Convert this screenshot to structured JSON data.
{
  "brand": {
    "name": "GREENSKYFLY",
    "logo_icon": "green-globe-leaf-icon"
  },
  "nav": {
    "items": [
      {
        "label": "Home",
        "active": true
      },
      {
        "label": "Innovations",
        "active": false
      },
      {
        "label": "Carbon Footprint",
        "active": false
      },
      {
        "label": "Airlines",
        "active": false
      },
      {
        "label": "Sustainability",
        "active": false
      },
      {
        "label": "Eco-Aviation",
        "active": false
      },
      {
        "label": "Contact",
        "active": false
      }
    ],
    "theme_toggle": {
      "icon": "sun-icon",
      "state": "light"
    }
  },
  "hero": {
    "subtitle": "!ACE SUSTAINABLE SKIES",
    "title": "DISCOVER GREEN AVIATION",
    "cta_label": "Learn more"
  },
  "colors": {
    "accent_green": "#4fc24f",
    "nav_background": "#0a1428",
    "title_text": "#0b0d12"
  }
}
*-*-*
> _Task statement_:
Repeat every entry exactly as written above.

> _Solution for this task_:
Convert this screenshot to structured JSON data.
{
  "brand": {
    "name": "GREENSKYFLY",
    "logo_icon": "green-globe-leaf-icon"
  },
  "nav": {
    "items": [
      {
        "label": "Home",
        "active": true
      },
      {
        "label": "Innovations",
        "active": false
      },
      {
        "label": "Carbon Footprint",
        "active": false
      },
      {
        "label": "Airlines",
        "active": false
      },
      {
        "label": "Sustainability",
        "active": false
      },
      {
        "label": "Eco-Aviation",
        "active": false
      },
      {
        "label": "Contact",
        "active": false
      }
    ],
    "theme_toggle": {
      "icon": "sun-icon",
      "state": "light"
    }
  },
  "hero": {
    "subtitle": "!ACE SUSTAINABLE SKIES",
    "title": "DISCOVER GREEN AVIATION",
    "cta_label": "Learn more"
  },
  "colors": {
    "accent_green": "#4fc24f",
    "nav_background": "#0a1428",
    "title_text": "#0b0d12"
  }
}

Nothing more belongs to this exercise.